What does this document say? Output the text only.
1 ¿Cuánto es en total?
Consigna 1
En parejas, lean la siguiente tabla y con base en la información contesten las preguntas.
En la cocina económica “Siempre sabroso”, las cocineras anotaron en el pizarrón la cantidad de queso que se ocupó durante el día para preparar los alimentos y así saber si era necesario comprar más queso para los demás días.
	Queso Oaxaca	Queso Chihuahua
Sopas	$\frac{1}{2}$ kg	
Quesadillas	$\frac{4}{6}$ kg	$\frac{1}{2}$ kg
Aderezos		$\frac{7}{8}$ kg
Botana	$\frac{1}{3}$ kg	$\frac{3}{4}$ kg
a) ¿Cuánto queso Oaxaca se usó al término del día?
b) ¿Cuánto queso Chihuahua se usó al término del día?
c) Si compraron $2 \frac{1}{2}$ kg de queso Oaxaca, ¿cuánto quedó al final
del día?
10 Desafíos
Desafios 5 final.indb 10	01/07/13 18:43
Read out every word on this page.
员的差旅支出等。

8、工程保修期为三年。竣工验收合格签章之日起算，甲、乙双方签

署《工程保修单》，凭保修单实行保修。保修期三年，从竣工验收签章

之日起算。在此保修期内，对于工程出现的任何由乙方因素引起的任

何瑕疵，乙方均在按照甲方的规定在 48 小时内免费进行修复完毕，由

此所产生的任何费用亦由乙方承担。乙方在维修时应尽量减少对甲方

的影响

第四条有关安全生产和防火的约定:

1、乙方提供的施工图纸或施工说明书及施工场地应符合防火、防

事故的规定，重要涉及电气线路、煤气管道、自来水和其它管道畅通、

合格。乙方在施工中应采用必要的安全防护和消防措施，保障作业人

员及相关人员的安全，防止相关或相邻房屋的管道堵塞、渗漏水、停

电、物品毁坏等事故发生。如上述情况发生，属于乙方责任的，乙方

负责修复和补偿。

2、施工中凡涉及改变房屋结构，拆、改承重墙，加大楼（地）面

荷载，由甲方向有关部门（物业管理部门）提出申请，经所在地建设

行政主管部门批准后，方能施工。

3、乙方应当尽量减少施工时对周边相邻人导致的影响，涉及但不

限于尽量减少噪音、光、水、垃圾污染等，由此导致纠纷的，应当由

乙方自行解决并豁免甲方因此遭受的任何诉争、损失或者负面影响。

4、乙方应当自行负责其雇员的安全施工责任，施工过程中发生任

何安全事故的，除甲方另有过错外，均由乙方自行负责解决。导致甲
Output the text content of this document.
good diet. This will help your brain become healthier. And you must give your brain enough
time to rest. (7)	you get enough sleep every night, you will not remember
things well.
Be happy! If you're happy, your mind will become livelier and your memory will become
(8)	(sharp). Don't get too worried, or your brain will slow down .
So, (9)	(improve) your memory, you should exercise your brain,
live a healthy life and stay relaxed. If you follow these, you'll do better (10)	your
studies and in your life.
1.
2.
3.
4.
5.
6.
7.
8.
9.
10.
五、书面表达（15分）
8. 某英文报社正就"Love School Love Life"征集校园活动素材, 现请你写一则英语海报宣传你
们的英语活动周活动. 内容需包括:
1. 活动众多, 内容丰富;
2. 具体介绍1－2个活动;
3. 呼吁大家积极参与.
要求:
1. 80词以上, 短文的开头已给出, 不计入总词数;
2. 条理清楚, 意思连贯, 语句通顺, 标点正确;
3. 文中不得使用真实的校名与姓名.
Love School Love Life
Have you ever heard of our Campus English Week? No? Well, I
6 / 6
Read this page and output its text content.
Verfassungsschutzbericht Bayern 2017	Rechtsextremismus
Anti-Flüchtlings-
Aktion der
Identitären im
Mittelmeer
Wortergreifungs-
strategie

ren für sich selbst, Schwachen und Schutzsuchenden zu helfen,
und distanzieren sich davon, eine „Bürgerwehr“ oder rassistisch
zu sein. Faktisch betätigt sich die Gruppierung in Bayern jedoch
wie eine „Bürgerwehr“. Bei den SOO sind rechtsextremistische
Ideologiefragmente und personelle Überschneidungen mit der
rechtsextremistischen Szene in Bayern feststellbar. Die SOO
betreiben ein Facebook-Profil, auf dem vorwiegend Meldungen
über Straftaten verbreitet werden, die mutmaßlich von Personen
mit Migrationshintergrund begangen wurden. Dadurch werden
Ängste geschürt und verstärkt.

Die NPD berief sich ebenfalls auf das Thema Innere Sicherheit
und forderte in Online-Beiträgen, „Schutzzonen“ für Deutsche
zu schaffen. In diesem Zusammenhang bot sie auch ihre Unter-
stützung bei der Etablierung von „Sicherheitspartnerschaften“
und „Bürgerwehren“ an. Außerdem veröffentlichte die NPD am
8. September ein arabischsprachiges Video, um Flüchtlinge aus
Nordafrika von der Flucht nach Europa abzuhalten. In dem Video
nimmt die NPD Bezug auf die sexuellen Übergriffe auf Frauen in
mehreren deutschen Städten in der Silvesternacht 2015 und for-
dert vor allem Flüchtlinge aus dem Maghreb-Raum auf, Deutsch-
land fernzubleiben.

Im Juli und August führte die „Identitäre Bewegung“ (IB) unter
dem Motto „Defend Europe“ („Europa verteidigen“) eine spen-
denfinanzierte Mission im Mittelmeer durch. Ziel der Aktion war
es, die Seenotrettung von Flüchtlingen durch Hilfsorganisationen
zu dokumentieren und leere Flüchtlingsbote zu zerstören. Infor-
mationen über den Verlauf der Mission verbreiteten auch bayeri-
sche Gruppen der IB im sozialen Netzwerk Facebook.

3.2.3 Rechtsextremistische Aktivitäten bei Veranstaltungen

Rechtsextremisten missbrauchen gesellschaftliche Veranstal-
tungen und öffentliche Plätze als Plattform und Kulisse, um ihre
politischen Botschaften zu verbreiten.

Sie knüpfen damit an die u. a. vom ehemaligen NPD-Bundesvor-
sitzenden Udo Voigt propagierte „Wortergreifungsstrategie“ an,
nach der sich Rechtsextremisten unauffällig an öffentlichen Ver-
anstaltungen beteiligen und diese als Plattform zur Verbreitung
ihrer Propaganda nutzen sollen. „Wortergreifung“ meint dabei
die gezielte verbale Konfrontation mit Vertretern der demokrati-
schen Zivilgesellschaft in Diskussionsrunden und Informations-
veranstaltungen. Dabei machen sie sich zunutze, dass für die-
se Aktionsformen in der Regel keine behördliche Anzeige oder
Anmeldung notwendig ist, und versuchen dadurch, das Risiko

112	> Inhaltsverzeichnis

> **EXERCISE BRIEF**
Only a number is wanted here: how many lines in the data above include the string "oder"?

> **RESULT FOR THIS EXERCISE**
2